• WHAT YOU ARE ASKED TO DO: Begin the copy at the line containing "Parse this screenshot: output" and end it at the final line of the material below, reproducing each line exactly, without images.

[Records from a collection of figures]

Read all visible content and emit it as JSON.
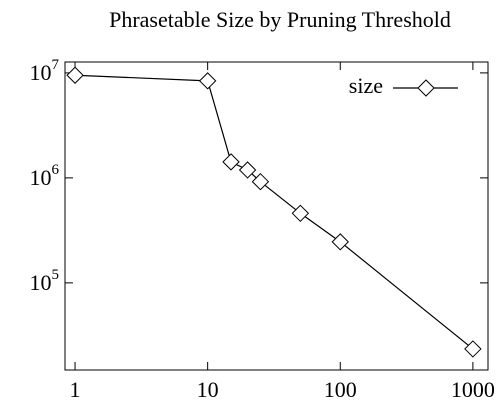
{
  "chart_data": {
    "type": "line",
    "title": "Phrasetable Size by Pruning Threshold",
    "x": [
      1,
      10,
      15,
      20,
      25,
      50,
      100,
      1000
    ],
    "series": [
      {
        "name": "size",
        "color": "#000000",
        "marker": "diamond",
        "values": [
          9500000,
          8400000,
          1420000,
          1190000,
          920000,
          460000,
          246000,
          23500
        ]
      }
    ],
    "xlim": [
      0.84,
      1300
    ],
    "xticks": [
      1,
      10,
      100,
      1000
    ],
    "xscale": "log",
    "ylim": [
      14800,
      12700000
    ],
    "yticks": [
      {
        "value": 100000,
        "label": "10^5"
      },
      {
        "value": 1000000,
        "label": "10^6"
      },
      {
        "value": 10000000,
        "label": "10^7"
      }
    ],
    "yscale": "log",
    "legend": "upper right",
    "grid": false
  }
}
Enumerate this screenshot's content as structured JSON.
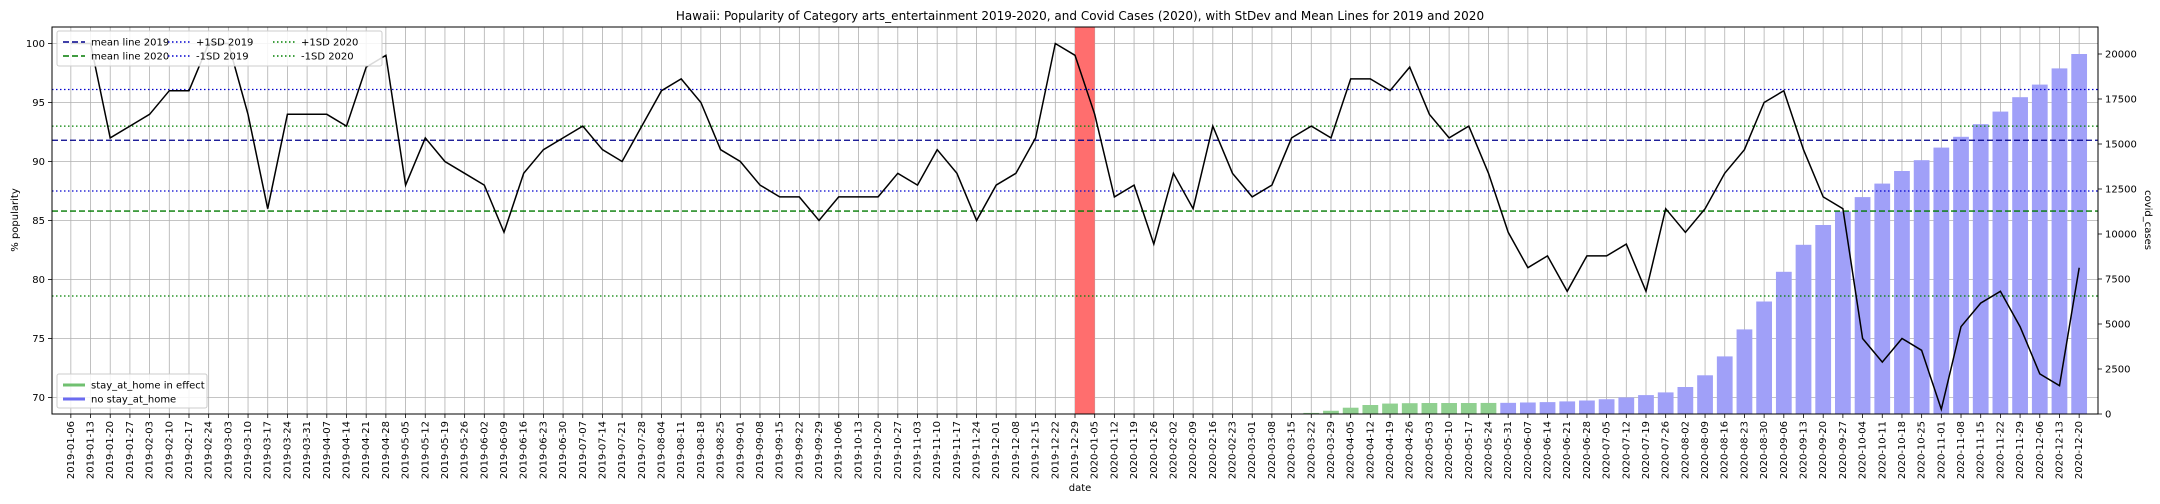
{
  "chart_data": {
    "type": "line",
    "title": "Hawaii: Popularity of Category arts_entertainment 2019-2020, and Covid Cases (2020), with StDev and Mean Lines for 2019 and 2020",
    "xlabel": "date",
    "ylabel": "% popularity",
    "y2label": "covid_cases",
    "ylim": [
      68.6,
      101.4
    ],
    "y2lim": [
      0,
      21500
    ],
    "yticks": [
      70,
      75,
      80,
      85,
      90,
      95,
      100
    ],
    "y2ticks": [
      0,
      2500,
      5000,
      7500,
      10000,
      12500,
      15000,
      17500,
      20000
    ],
    "grid": true,
    "x": [
      "2019-01-06",
      "2019-01-13",
      "2019-01-20",
      "2019-01-27",
      "2019-02-03",
      "2019-02-10",
      "2019-02-17",
      "2019-02-24",
      "2019-03-03",
      "2019-03-10",
      "2019-03-17",
      "2019-03-24",
      "2019-03-31",
      "2019-04-07",
      "2019-04-14",
      "2019-04-21",
      "2019-04-28",
      "2019-05-05",
      "2019-05-12",
      "2019-05-19",
      "2019-05-26",
      "2019-06-02",
      "2019-06-09",
      "2019-06-16",
      "2019-06-23",
      "2019-06-30",
      "2019-07-07",
      "2019-07-14",
      "2019-07-21",
      "2019-07-28",
      "2019-08-04",
      "2019-08-11",
      "2019-08-18",
      "2019-08-25",
      "2019-09-01",
      "2019-09-08",
      "2019-09-15",
      "2019-09-22",
      "2019-09-29",
      "2019-10-06",
      "2019-10-13",
      "2019-10-20",
      "2019-10-27",
      "2019-11-03",
      "2019-11-10",
      "2019-11-17",
      "2019-11-24",
      "2019-12-01",
      "2019-12-08",
      "2019-12-15",
      "2019-12-22",
      "2019-12-29",
      "2020-01-05",
      "2020-01-12",
      "2020-01-19",
      "2020-01-26",
      "2020-02-02",
      "2020-02-09",
      "2020-02-16",
      "2020-02-23",
      "2020-03-01",
      "2020-03-08",
      "2020-03-15",
      "2020-03-22",
      "2020-03-29",
      "2020-04-05",
      "2020-04-12",
      "2020-04-19",
      "2020-04-26",
      "2020-05-03",
      "2020-05-10",
      "2020-05-17",
      "2020-05-24",
      "2020-05-31",
      "2020-06-07",
      "2020-06-14",
      "2020-06-21",
      "2020-06-28",
      "2020-07-05",
      "2020-07-12",
      "2020-07-19",
      "2020-07-26",
      "2020-08-02",
      "2020-08-09",
      "2020-08-16",
      "2020-08-23",
      "2020-08-30",
      "2020-09-06",
      "2020-09-13",
      "2020-09-20",
      "2020-09-27",
      "2020-10-04",
      "2020-10-11",
      "2020-10-18",
      "2020-10-25",
      "2020-11-01",
      "2020-11-08",
      "2020-11-15",
      "2020-11-22",
      "2020-11-29",
      "2020-12-06",
      "2020-12-13",
      "2020-12-20"
    ],
    "series": [
      {
        "axis": "left",
        "color": "#000000",
        "values": [
          100,
          100,
          92,
          93,
          94,
          96,
          96,
          100,
          100,
          94,
          86,
          94,
          94,
          94,
          93,
          98,
          99,
          88,
          92,
          90,
          89,
          88,
          84,
          89,
          91,
          92,
          93,
          91,
          90,
          93,
          96,
          97,
          95,
          91,
          90,
          88,
          87,
          87,
          85,
          87,
          87,
          87,
          89,
          88,
          91,
          89,
          85,
          88,
          89,
          92,
          100,
          99,
          94,
          87,
          88,
          83,
          89,
          86,
          93,
          89,
          87,
          88,
          92,
          93,
          92,
          97,
          97,
          96,
          98,
          94,
          92,
          93,
          89,
          84,
          81,
          82,
          79,
          82,
          82,
          83,
          79,
          86,
          84,
          86,
          89,
          91,
          95,
          96,
          91,
          87,
          86,
          75,
          73,
          75,
          74,
          69,
          76,
          78,
          79,
          76,
          72,
          71,
          81
        ]
      },
      {
        "axis": "right",
        "kind": "bar",
        "values": [
          0,
          0,
          0,
          0,
          0,
          0,
          0,
          0,
          0,
          0,
          0,
          0,
          0,
          0,
          0,
          0,
          0,
          0,
          0,
          0,
          0,
          0,
          0,
          0,
          0,
          0,
          0,
          0,
          0,
          0,
          0,
          0,
          0,
          0,
          0,
          0,
          0,
          0,
          0,
          0,
          0,
          0,
          0,
          0,
          0,
          0,
          0,
          0,
          0,
          0,
          0,
          0,
          0,
          0,
          0,
          0,
          0,
          0,
          0,
          0,
          0,
          0,
          0,
          60,
          180,
          350,
          500,
          580,
          600,
          610,
          610,
          610,
          615,
          620,
          640,
          660,
          700,
          750,
          820,
          920,
          1050,
          1200,
          1500,
          2150,
          3200,
          4700,
          6250,
          7900,
          9400,
          10500,
          11250,
          12050,
          12800,
          13500,
          14100,
          14800,
          15400,
          16100,
          16800,
          17600,
          18300,
          19200,
          20000
        ]
      }
    ],
    "bar_colors": {
      "stay_at_home": "#90d090",
      "no_stay_at_home": "#a0a0f8"
    },
    "stay_at_home_range": [
      "2020-03-22",
      "2020-05-24"
    ],
    "highlight_span": [
      "2019-12-29",
      "2020-01-05"
    ],
    "highlight_color": "#ff6e6e",
    "reference_lines": [
      {
        "label": "mean line 2019",
        "y": 91.8,
        "color": "#00008b",
        "style": "dashed"
      },
      {
        "label": "mean line 2020",
        "y": 85.8,
        "color": "#007a00",
        "style": "dashed"
      },
      {
        "label": "+1SD 2019",
        "y": 96.1,
        "color": "#0000cd",
        "style": "dotted"
      },
      {
        "label": "-1SD 2019",
        "y": 87.5,
        "color": "#0000cd",
        "style": "dotted"
      },
      {
        "label": "+1SD 2020",
        "y": 93.0,
        "color": "#008000",
        "style": "dotted"
      },
      {
        "label": "-1SD 2020",
        "y": 78.6,
        "color": "#008000",
        "style": "dotted"
      }
    ],
    "legend_top": [
      "mean line 2019",
      "mean line 2020",
      "+1SD 2019",
      "-1SD 2019",
      "+1SD 2020",
      "-1SD 2020"
    ],
    "legend_top_placement": "top-left",
    "legend_bottom": [
      {
        "label": "stay_at_home in effect",
        "color": "#70c070"
      },
      {
        "label": "no stay_at_home",
        "color": "#6b6bf0"
      }
    ],
    "legend_bottom_placement": "bottom-left"
  }
}
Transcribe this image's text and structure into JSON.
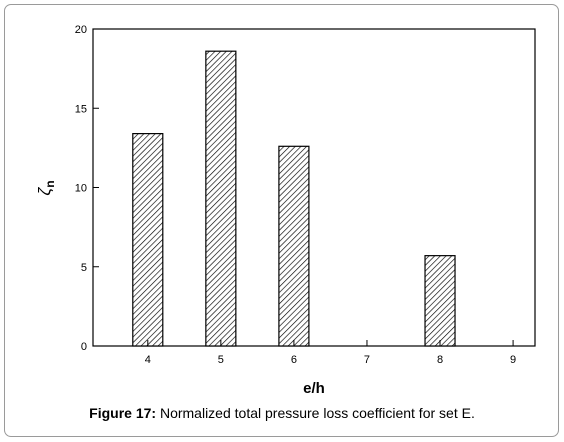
{
  "chart_data": {
    "type": "bar",
    "x": [
      4,
      5,
      6,
      7,
      8,
      9
    ],
    "categories": [
      "4",
      "5",
      "6",
      "7",
      "8",
      "9"
    ],
    "values": [
      13.4,
      18.6,
      12.6,
      0,
      5.7,
      0
    ],
    "bars": [
      {
        "x": 4,
        "value": 13.4
      },
      {
        "x": 5,
        "value": 18.6
      },
      {
        "x": 6,
        "value": 12.6
      },
      {
        "x": 8,
        "value": 5.7
      }
    ],
    "xlabel": "e/h",
    "ylabel": "ζn",
    "ylabel_main": "ζ",
    "ylabel_sub": "n",
    "xlim": [
      3.25,
      9.3
    ],
    "ylim": [
      0,
      20
    ],
    "yticks": [
      0,
      5,
      10,
      15,
      20
    ],
    "xticks": [
      4,
      5,
      6,
      7,
      8,
      9
    ],
    "bar_fill": "hatched",
    "grid": false,
    "colors": {
      "bar_stroke": "#000000",
      "hatch": "#000000",
      "axis": "#000000"
    }
  },
  "caption": {
    "label": "Figure 17:",
    "text": " Normalized total pressure loss coefficient for set E."
  }
}
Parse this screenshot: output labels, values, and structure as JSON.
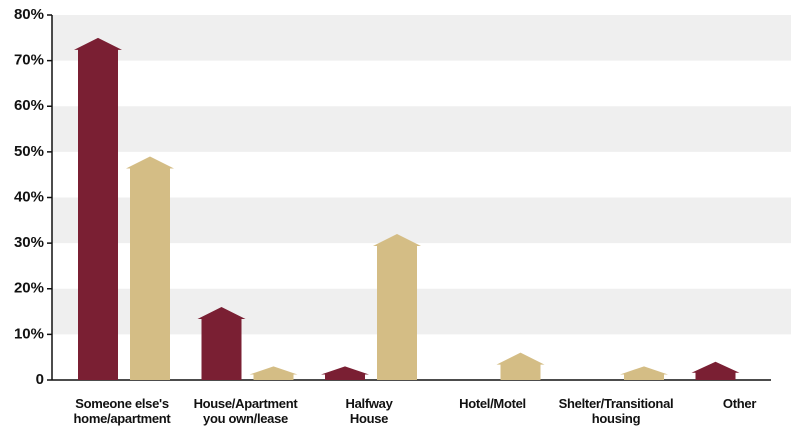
{
  "chart_data": {
    "type": "house-bar",
    "categories": [
      "Someone else's\nhome/apartment",
      "House/Apartment\nyou own/lease",
      "Halfway\nHouse",
      "Hotel/Motel",
      "Shelter/Transitional\nhousing",
      "Other"
    ],
    "series": [
      {
        "color": "#7a1f33",
        "values": [
          75,
          16,
          3,
          0,
          0,
          4
        ]
      },
      {
        "color": "#d4bd85",
        "values": [
          49,
          3,
          32,
          6,
          3,
          0
        ]
      }
    ],
    "ylim": [
      0,
      80
    ],
    "yticks": [
      0,
      {
        "value": 10,
        "label": "10%"
      },
      {
        "value": 20,
        "label": "20%"
      },
      {
        "value": 30,
        "label": "30%"
      },
      {
        "value": 40,
        "label": "40%"
      },
      {
        "value": 50,
        "label": "50%"
      },
      {
        "value": 60,
        "label": "60%"
      },
      {
        "value": 70,
        "label": "70%"
      },
      {
        "value": 80,
        "label": "80%"
      }
    ],
    "grid": true
  }
}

• WRITTEN SOLUTION:
Parse this screenshot: output labels, values, and structure as JSON.
{
  "chart_data": {
    "type": "house-bar",
    "categories": [
      "Someone else's\nhome/apartment",
      "House/Apartment\nyou own/lease",
      "Halfway\nHouse",
      "Hotel/Motel",
      "Shelter/Transitional\nhousing",
      "Other"
    ],
    "series": [
      {
        "color": "#7a1f33",
        "values": [
          75,
          16,
          3,
          0,
          0,
          4
        ]
      },
      {
        "color": "#d4bd85",
        "values": [
          49,
          3,
          32,
          6,
          3,
          0
        ]
      }
    ],
    "ylim": [
      0,
      80
    ],
    "yticks": [
      0,
      {
        "value": 10,
        "label": "10%"
      },
      {
        "value": 20,
        "label": "20%"
      },
      {
        "value": 30,
        "label": "30%"
      },
      {
        "value": 40,
        "label": "40%"
      },
      {
        "value": 50,
        "label": "50%"
      },
      {
        "value": 60,
        "label": "60%"
      },
      {
        "value": 70,
        "label": "70%"
      },
      {
        "value": 80,
        "label": "80%"
      }
    ],
    "grid": true
  }
}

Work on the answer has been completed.